▶ WORK TO COMPLETE
From the line that contains "What does this" to the last line of the data below, transcribe every line exactly. Do not include the pictures.

[Data entries]
* * * * *

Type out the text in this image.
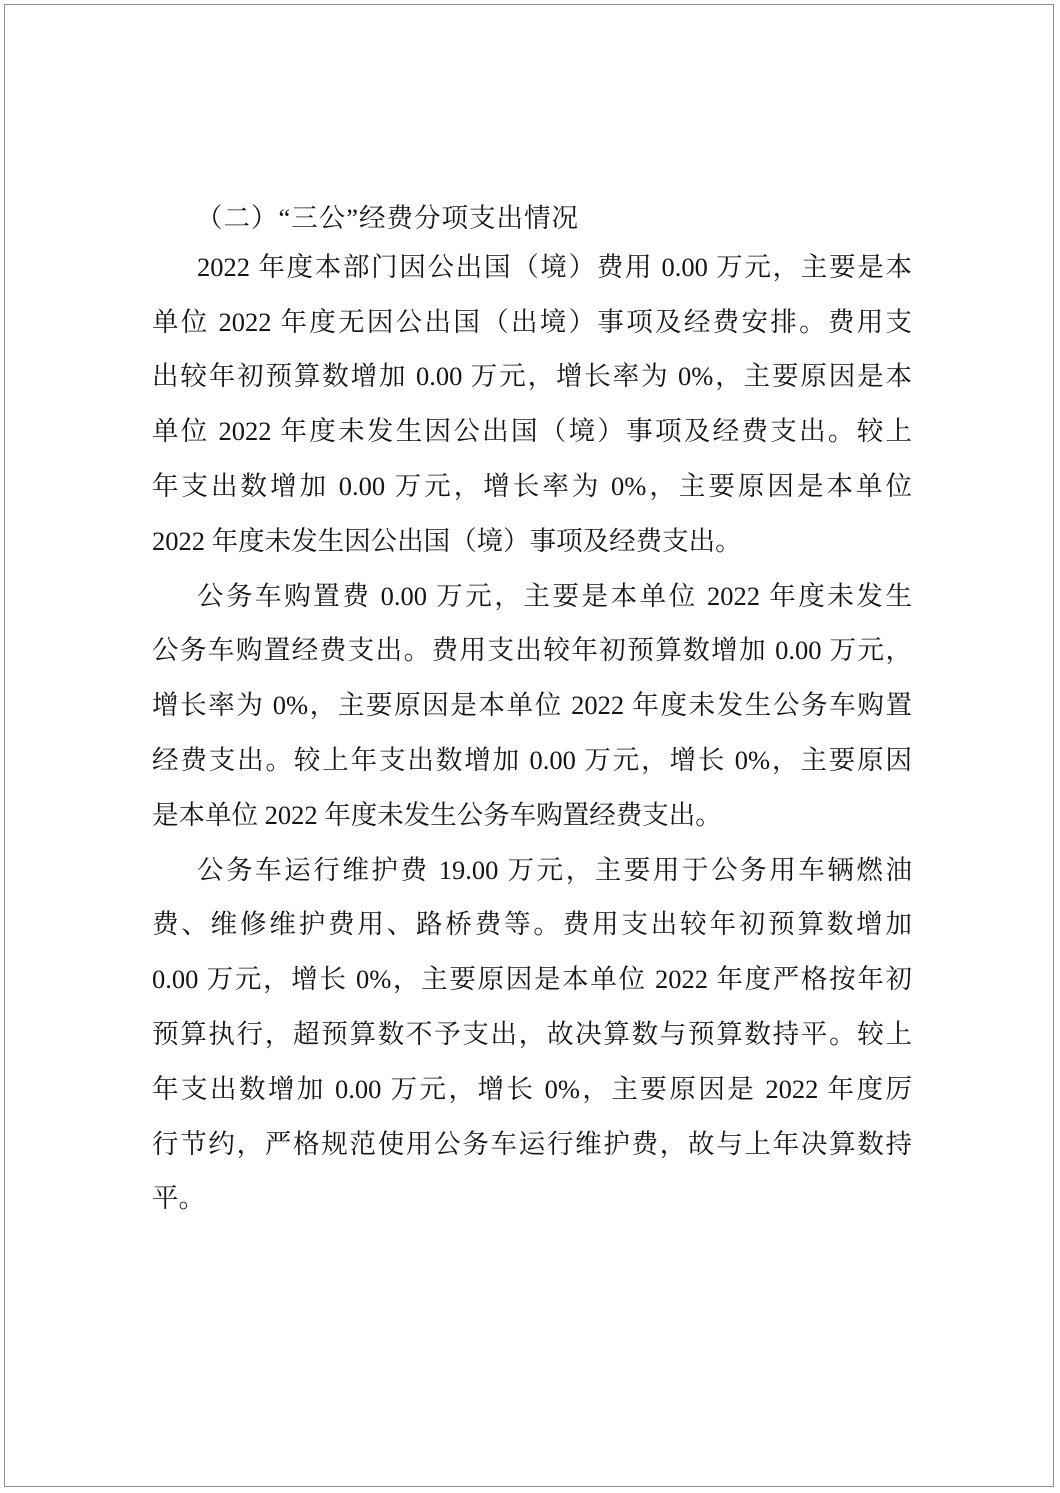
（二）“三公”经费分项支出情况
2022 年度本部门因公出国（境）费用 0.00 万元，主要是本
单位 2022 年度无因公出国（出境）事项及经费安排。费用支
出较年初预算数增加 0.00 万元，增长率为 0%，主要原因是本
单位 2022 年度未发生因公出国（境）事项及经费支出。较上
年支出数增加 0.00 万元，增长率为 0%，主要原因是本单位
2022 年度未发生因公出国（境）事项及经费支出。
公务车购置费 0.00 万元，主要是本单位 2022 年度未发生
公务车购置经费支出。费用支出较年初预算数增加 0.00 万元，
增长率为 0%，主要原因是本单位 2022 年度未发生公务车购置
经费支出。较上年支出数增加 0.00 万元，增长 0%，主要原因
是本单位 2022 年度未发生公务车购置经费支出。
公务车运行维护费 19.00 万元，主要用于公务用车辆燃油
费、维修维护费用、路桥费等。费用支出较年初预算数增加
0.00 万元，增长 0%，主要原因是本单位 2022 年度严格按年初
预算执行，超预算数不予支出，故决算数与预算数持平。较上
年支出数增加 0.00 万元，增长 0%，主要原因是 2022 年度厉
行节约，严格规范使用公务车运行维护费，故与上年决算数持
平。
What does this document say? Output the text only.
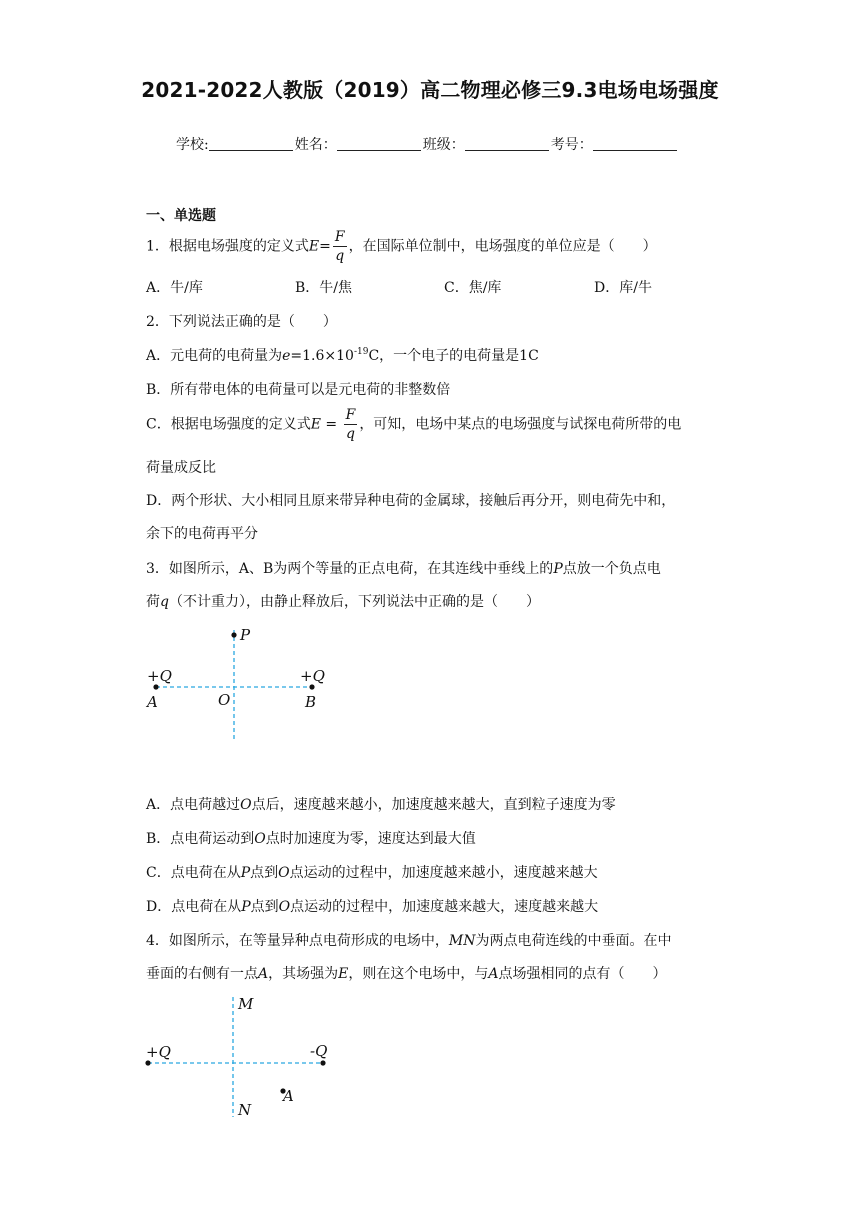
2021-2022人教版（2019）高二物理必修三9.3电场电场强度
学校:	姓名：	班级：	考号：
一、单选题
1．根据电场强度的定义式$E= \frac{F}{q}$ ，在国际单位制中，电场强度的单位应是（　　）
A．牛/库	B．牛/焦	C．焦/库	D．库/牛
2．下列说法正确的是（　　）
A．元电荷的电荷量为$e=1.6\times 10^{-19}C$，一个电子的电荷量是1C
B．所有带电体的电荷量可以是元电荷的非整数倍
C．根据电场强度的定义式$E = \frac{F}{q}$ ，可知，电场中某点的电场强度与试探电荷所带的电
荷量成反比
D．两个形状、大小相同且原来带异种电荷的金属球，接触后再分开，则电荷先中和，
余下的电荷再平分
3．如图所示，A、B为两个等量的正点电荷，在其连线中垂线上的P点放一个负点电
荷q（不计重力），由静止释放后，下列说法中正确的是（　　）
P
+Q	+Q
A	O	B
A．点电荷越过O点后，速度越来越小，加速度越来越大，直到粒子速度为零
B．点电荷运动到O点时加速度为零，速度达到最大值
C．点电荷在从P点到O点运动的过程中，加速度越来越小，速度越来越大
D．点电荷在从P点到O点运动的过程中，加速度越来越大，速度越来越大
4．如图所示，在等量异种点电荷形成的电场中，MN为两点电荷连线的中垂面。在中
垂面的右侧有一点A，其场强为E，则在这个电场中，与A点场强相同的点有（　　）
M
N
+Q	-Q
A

* * * * *

▶ FINISHED EXERCISE
What does this document say? Output the text only.
2021-2022人教版（2019）高二物理必修三9.3电场电场强度
学校:	姓名：	班级：	考号：
一、单选题
1．根据电场强度的定义式$E= \frac{F}{q}$ ，在国际单位制中，电场强度的单位应是（　　）
A．牛/库	B．牛/焦	C．焦/库	D．库/牛
2．下列说法正确的是（　　）
A．元电荷的电荷量为$e=1.6\times 10^{-19}C$，一个电子的电荷量是1C
B．所有带电体的电荷量可以是元电荷的非整数倍
C．根据电场强度的定义式$E = \frac{F}{q}$ ，可知，电场中某点的电场强度与试探电荷所带的电
荷量成反比
D．两个形状、大小相同且原来带异种电荷的金属球，接触后再分开，则电荷先中和，
余下的电荷再平分
3．如图所示，A、B为两个等量的正点电荷，在其连线中垂线上的P点放一个负点电
荷q（不计重力），由静止释放后，下列说法中正确的是（　　）
P
+Q	+Q
A	O	B
A．点电荷越过O点后，速度越来越小，加速度越来越大，直到粒子速度为零
B．点电荷运动到O点时加速度为零，速度达到最大值
C．点电荷在从P点到O点运动的过程中，加速度越来越小，速度越来越大
D．点电荷在从P点到O点运动的过程中，加速度越来越大，速度越来越大
4．如图所示，在等量异种点电荷形成的电场中，MN为两点电荷连线的中垂面。在中
垂面的右侧有一点A，其场强为E，则在这个电场中，与A点场强相同的点有（　　）
M
N
+Q	-Q
A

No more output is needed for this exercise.